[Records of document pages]
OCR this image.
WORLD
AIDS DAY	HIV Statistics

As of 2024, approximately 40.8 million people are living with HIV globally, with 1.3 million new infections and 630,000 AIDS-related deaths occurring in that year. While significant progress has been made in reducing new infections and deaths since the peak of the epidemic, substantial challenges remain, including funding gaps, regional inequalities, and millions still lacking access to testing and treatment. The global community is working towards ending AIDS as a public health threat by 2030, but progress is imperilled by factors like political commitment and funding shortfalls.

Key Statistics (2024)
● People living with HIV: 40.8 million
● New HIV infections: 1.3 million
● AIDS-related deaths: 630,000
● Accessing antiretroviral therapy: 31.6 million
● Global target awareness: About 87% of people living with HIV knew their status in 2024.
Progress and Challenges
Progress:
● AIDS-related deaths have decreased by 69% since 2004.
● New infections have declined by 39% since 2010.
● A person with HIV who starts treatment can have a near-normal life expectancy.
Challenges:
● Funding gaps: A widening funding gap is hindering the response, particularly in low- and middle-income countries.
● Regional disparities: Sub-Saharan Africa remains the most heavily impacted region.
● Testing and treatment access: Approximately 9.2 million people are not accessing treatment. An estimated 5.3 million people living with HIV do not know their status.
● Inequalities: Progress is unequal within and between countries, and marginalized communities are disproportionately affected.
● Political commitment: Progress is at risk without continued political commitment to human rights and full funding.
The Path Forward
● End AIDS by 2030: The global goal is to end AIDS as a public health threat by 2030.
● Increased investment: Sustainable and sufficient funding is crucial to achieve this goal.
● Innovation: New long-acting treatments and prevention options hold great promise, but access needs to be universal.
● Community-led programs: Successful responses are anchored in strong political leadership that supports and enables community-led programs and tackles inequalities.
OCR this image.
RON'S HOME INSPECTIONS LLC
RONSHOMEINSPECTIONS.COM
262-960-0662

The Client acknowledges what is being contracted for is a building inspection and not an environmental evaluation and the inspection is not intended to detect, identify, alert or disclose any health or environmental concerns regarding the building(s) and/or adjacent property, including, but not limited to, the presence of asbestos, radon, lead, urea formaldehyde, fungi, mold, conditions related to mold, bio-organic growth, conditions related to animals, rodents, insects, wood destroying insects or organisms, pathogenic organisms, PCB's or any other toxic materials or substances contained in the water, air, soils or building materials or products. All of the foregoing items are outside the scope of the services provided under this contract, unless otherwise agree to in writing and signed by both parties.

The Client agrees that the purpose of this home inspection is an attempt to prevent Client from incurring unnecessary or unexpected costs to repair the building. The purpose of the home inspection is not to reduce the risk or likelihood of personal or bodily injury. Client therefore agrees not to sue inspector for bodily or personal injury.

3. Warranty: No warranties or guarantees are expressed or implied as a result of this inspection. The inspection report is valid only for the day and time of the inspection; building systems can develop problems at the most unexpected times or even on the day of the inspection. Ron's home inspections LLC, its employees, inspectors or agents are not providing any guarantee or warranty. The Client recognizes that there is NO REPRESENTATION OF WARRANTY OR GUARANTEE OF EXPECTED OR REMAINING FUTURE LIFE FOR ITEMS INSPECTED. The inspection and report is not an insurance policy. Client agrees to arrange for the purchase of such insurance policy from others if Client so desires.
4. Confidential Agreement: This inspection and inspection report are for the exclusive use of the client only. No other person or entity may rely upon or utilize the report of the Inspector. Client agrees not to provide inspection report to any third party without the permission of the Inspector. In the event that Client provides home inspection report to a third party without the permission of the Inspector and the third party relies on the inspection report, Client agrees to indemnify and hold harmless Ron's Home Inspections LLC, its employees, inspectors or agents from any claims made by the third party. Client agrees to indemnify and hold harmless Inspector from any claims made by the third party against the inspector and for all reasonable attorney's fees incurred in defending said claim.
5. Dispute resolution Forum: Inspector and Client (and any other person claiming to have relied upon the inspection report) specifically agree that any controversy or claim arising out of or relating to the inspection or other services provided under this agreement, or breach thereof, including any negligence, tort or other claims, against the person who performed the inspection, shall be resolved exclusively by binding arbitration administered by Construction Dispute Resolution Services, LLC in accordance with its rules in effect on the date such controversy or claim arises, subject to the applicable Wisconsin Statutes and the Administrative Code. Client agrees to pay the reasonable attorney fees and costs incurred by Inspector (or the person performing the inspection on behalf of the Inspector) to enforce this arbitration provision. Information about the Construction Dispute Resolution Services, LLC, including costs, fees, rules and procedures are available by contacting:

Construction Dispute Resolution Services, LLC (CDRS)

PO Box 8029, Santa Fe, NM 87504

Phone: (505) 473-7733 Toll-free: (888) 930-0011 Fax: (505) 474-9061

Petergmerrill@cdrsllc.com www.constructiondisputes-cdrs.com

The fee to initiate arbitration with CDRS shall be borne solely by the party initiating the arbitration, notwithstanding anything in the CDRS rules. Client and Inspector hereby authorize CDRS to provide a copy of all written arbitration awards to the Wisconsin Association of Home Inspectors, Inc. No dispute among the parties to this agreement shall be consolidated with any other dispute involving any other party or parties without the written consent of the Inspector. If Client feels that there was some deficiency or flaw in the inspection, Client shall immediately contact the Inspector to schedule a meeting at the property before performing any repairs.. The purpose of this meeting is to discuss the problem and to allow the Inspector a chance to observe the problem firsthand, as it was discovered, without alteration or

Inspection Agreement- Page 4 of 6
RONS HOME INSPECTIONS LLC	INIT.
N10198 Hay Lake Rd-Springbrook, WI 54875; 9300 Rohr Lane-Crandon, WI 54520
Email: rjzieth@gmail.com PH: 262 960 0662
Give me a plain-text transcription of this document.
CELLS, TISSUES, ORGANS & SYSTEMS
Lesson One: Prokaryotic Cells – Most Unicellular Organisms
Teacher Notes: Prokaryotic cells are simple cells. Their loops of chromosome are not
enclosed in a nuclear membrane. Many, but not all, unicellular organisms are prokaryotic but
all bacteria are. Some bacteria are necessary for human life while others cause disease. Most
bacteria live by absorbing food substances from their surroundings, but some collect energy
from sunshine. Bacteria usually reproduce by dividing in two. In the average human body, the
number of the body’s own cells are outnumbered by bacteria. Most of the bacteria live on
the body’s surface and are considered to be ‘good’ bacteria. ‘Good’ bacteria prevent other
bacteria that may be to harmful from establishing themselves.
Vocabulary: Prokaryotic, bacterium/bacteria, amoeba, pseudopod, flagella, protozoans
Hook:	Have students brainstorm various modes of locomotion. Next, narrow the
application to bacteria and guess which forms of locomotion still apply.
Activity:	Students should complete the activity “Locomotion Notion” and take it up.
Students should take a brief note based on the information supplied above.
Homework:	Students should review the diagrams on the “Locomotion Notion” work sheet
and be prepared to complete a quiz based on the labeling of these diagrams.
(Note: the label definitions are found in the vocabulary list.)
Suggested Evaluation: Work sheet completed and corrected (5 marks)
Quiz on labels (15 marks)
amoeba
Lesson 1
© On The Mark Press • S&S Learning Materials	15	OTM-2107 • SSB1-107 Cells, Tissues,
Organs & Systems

> [Problem details]
Output the data above exactly, please, line for line.

> [Response to the task]
OCR this image.
WORLD
AIDS DAY	HIV Statistics

As of 2024, approximately 40.8 million people are living with HIV globally, with 1.3 million new infections and 630,000 AIDS-related deaths occurring in that year. While significant progress has been made in reducing new infections and deaths since the peak of the epidemic, substantial challenges remain, including funding gaps, regional inequalities, and millions still lacking access to testing and treatment. The global community is working towards ending AIDS as a public health threat by 2030, but progress is imperilled by factors like political commitment and funding shortfalls.

Key Statistics (2024)
● People living with HIV: 40.8 million
● New HIV infections: 1.3 million
● AIDS-related deaths: 630,000
● Accessing antiretroviral therapy: 31.6 million
● Global target awareness: About 87% of people living with HIV knew their status in 2024.
Progress and Challenges
Progress:
● AIDS-related deaths have decreased by 69% since 2004.
● New infections have declined by 39% since 2010.
● A person with HIV who starts treatment can have a near-normal life expectancy.
Challenges:
● Funding gaps: A widening funding gap is hindering the response, particularly in low- and middle-income countries.
● Regional disparities: Sub-Saharan Africa remains the most heavily impacted region.
● Testing and treatment access: Approximately 9.2 million people are not accessing treatment. An estimated 5.3 million people living with HIV do not know their status.
● Inequalities: Progress is unequal within and between countries, and marginalized communities are disproportionately affected.
● Political commitment: Progress is at risk without continued political commitment to human rights and full funding.
The Path Forward
● End AIDS by 2030: The global goal is to end AIDS as a public health threat by 2030.
● Increased investment: Sustainable and sufficient funding is crucial to achieve this goal.
● Innovation: New long-acting treatments and prevention options hold great promise, but access needs to be universal.
● Community-led programs: Successful responses are anchored in strong political leadership that supports and enables community-led programs and tackles inequalities.
OCR this image.
RON'S HOME INSPECTIONS LLC
RONSHOMEINSPECTIONS.COM
262-960-0662

The Client acknowledges what is being contracted for is a building inspection and not an environmental evaluation and the inspection is not intended to detect, identify, alert or disclose any health or environmental concerns regarding the building(s) and/or adjacent property, including, but not limited to, the presence of asbestos, radon, lead, urea formaldehyde, fungi, mold, conditions related to mold, bio-organic growth, conditions related to animals, rodents, insects, wood destroying insects or organisms, pathogenic organisms, PCB's or any other toxic materials or substances contained in the water, air, soils or building materials or products. All of the foregoing items are outside the scope of the services provided under this contract, unless otherwise agree to in writing and signed by both parties.

The Client agrees that the purpose of this home inspection is an attempt to prevent Client from incurring unnecessary or unexpected costs to repair the building. The purpose of the home inspection is not to reduce the risk or likelihood of personal or bodily injury. Client therefore agrees not to sue inspector for bodily or personal injury.

3. Warranty: No warranties or guarantees are expressed or implied as a result of this inspection. The inspection report is valid only for the day and time of the inspection; building systems can develop problems at the most unexpected times or even on the day of the inspection. Ron's home inspections LLC, its employees, inspectors or agents are not providing any guarantee or warranty. The Client recognizes that there is NO REPRESENTATION OF WARRANTY OR GUARANTEE OF EXPECTED OR REMAINING FUTURE LIFE FOR ITEMS INSPECTED. The inspection and report is not an insurance policy. Client agrees to arrange for the purchase of such insurance policy from others if Client so desires.
4. Confidential Agreement: This inspection and inspection report are for the exclusive use of the client only. No other person or entity may rely upon or utilize the report of the Inspector. Client agrees not to provide inspection report to any third party without the permission of the Inspector. In the event that Client provides home inspection report to a third party without the permission of the Inspector and the third party relies on the inspection report, Client agrees to indemnify and hold harmless Ron's Home Inspections LLC, its employees, inspectors or agents from any claims made by the third party. Client agrees to indemnify and hold harmless Inspector from any claims made by the third party against the inspector and for all reasonable attorney's fees incurred in defending said claim.
5. Dispute resolution Forum: Inspector and Client (and any other person claiming to have relied upon the inspection report) specifically agree that any controversy or claim arising out of or relating to the inspection or other services provided under this agreement, or breach thereof, including any negligence, tort or other claims, against the person who performed the inspection, shall be resolved exclusively by binding arbitration administered by Construction Dispute Resolution Services, LLC in accordance with its rules in effect on the date such controversy or claim arises, subject to the applicable Wisconsin Statutes and the Administrative Code. Client agrees to pay the reasonable attorney fees and costs incurred by Inspector (or the person performing the inspection on behalf of the Inspector) to enforce this arbitration provision. Information about the Construction Dispute Resolution Services, LLC, including costs, fees, rules and procedures are available by contacting:

Construction Dispute Resolution Services, LLC (CDRS)

PO Box 8029, Santa Fe, NM 87504

Phone: (505) 473-7733 Toll-free: (888) 930-0011 Fax: (505) 474-9061

Petergmerrill@cdrsllc.com www.constructiondisputes-cdrs.com

The fee to initiate arbitration with CDRS shall be borne solely by the party initiating the arbitration, notwithstanding anything in the CDRS rules. Client and Inspector hereby authorize CDRS to provide a copy of all written arbitration awards to the Wisconsin Association of Home Inspectors, Inc. No dispute among the parties to this agreement shall be consolidated with any other dispute involving any other party or parties without the written consent of the Inspector. If Client feels that there was some deficiency or flaw in the inspection, Client shall immediately contact the Inspector to schedule a meeting at the property before performing any repairs.. The purpose of this meeting is to discuss the problem and to allow the Inspector a chance to observe the problem firsthand, as it was discovered, without alteration or

Inspection Agreement- Page 4 of 6
RONS HOME INSPECTIONS LLC	INIT.
N10198 Hay Lake Rd-Springbrook, WI 54875; 9300 Rohr Lane-Crandon, WI 54520
Email: rjzieth@gmail.com PH: 262 960 0662
Give me a plain-text transcription of this document.
CELLS, TISSUES, ORGANS & SYSTEMS
Lesson One: Prokaryotic Cells – Most Unicellular Organisms
Teacher Notes: Prokaryotic cells are simple cells. Their loops of chromosome are not
enclosed in a nuclear membrane. Many, but not all, unicellular organisms are prokaryotic but
all bacteria are. Some bacteria are necessary for human life while others cause disease. Most
bacteria live by absorbing food substances from their surroundings, but some collect energy
from sunshine. Bacteria usually reproduce by dividing in two. In the average human body, the
number of the body’s own cells are outnumbered by bacteria. Most of the bacteria live on
the body’s surface and are considered to be ‘good’ bacteria. ‘Good’ bacteria prevent other
bacteria that may be to harmful from establishing themselves.
Vocabulary: Prokaryotic, bacterium/bacteria, amoeba, pseudopod, flagella, protozoans
Hook:	Have students brainstorm various modes of locomotion. Next, narrow the
application to bacteria and guess which forms of locomotion still apply.
Activity:	Students should complete the activity “Locomotion Notion” and take it up.
Students should take a brief note based on the information supplied above.
Homework:	Students should review the diagrams on the “Locomotion Notion” work sheet
and be prepared to complete a quiz based on the labeling of these diagrams.
(Note: the label definitions are found in the vocabulary list.)
Suggested Evaluation: Work sheet completed and corrected (5 marks)
Quiz on labels (15 marks)
amoeba
Lesson 1
© On The Mark Press • S&S Learning Materials	15	OTM-2107 • SSB1-107 Cells, Tissues,
Organs & Systems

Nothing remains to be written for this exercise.